> _PROVIDED ENTRIES_
>>>>>
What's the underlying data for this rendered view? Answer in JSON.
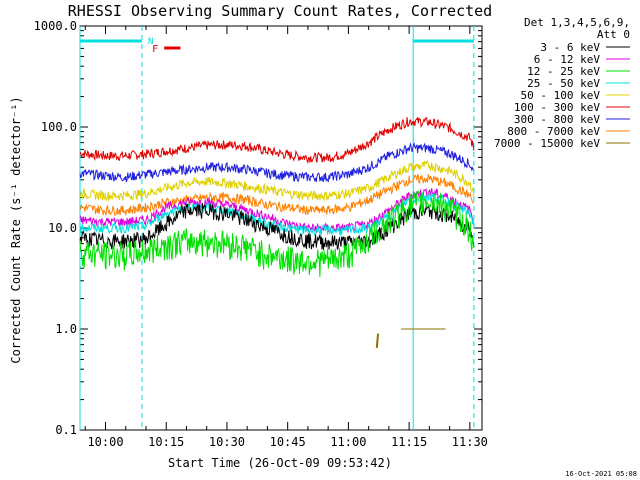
{
  "chart_data": {
    "type": "line",
    "title": "RHESSI Observing Summary Count Rates, Corrected",
    "xlabel": "Start Time (26-Oct-09 09:53:42)",
    "ylabel": "Corrected Count Rate (s⁻¹ detector⁻¹)",
    "y_scale": "log",
    "ylim": [
      0.1,
      1000
    ],
    "xlim": [
      "09:53:42",
      "11:33:00"
    ],
    "y_ticks": [
      "0.1",
      "1.0",
      "10.0",
      "100.0",
      "1000.0"
    ],
    "x_ticks": [
      "10:00",
      "10:15",
      "10:30",
      "10:45",
      "11:00",
      "11:15",
      "11:30"
    ],
    "x_tick_times": [
      "10:00",
      "10:15",
      "10:30",
      "10:45",
      "11:00",
      "11:15",
      "11:30"
    ],
    "legend_header": [
      "Det 1,3,4,5,6,9,",
      "Att 0"
    ],
    "legend_position": "top-right, outside plot",
    "annotations": {
      "night_label": "N",
      "flare_label": "F",
      "footer_date": "16-Oct-2021 05:08"
    },
    "night_intervals": [
      [
        "09:53:42",
        "10:09:00"
      ],
      [
        "11:16:00",
        "11:31:00"
      ]
    ],
    "flare_interval": [
      "10:14:00",
      "10:18:00"
    ],
    "x_times": [
      "09:53:42",
      "10:00",
      "10:05",
      "10:10",
      "10:15",
      "10:20",
      "10:25",
      "10:30",
      "10:35",
      "10:40",
      "10:45",
      "10:50",
      "10:55",
      "11:00",
      "11:05",
      "11:10",
      "11:15",
      "11:20",
      "11:25",
      "11:30",
      "11:31"
    ],
    "series": [
      {
        "name": "3 - 6 keV",
        "color": "#000000",
        "values": [
          8.0,
          7.5,
          7.5,
          7.8,
          11,
          15,
          15,
          14,
          12,
          10,
          8.5,
          7.5,
          7.3,
          7.2,
          7.5,
          10,
          14,
          15,
          13,
          10,
          7
        ]
      },
      {
        "name": "6 - 12 keV",
        "color": "#e000e0",
        "values": [
          12,
          11.5,
          11.5,
          12,
          16,
          18,
          18,
          17,
          15,
          13,
          11,
          10,
          10,
          10,
          11,
          15,
          21,
          23,
          20,
          15,
          12
        ]
      },
      {
        "name": "12 - 25 keV",
        "color": "#00e000",
        "values": [
          6,
          5.5,
          5.5,
          6,
          7,
          7.5,
          7.5,
          7.2,
          6.5,
          5.5,
          5,
          4.8,
          4.8,
          5.5,
          8,
          12,
          17,
          19,
          16,
          10,
          5
        ]
      },
      {
        "name": "25 - 50 keV",
        "color": "#00e0e0",
        "values": [
          10,
          10,
          10,
          10.5,
          14,
          16,
          16,
          15,
          13,
          11,
          10,
          9.5,
          9.5,
          9.5,
          10,
          13,
          19,
          21,
          18,
          14,
          11
        ]
      },
      {
        "name": "50 - 100 keV",
        "color": "#e0d000",
        "values": [
          22,
          21,
          21,
          22,
          25,
          28,
          29,
          28,
          26,
          24,
          22,
          21,
          21,
          22,
          25,
          32,
          40,
          42,
          37,
          28,
          22
        ]
      },
      {
        "name": "100 - 300 keV",
        "color": "#e00000",
        "values": [
          55,
          52,
          52,
          54,
          58,
          62,
          66,
          67,
          65,
          58,
          53,
          50,
          50,
          55,
          70,
          95,
          115,
          112,
          98,
          78,
          62
        ]
      },
      {
        "name": "300 - 800 keV",
        "color": "#2020e0",
        "values": [
          35,
          33,
          32,
          34,
          36,
          38,
          40,
          40,
          38,
          35,
          33,
          32,
          32,
          34,
          40,
          52,
          62,
          62,
          55,
          43,
          36
        ]
      },
      {
        "name": "800 - 7000 keV",
        "color": "#ff8000",
        "values": [
          16,
          15,
          15,
          16,
          18,
          19,
          20,
          20,
          19,
          17,
          16,
          15,
          15,
          16,
          19,
          24,
          30,
          31,
          27,
          21,
          17
        ]
      },
      {
        "name": "7000 - 15000 keV",
        "color": "#8b7300",
        "segments": [
          {
            "x": [
              "11:07:00",
              "11:07:20"
            ],
            "y": [
              0.65,
              0.9
            ]
          },
          {
            "x": [
              "11:13:00",
              "11:24:00"
            ],
            "y": [
              1.0,
              1.0
            ]
          }
        ]
      }
    ]
  }
}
<<<<<
> _WHAT YOU ARE ASKED TO DO_
From the entries above, copy every line containing the word "Corrected".

> _EXPECTED ANSWER_
    "title": "RHESSI Observing Summary Count Rates, Corrected",
    "ylabel": "Corrected Count Rate (s⁻¹ detector⁻¹)",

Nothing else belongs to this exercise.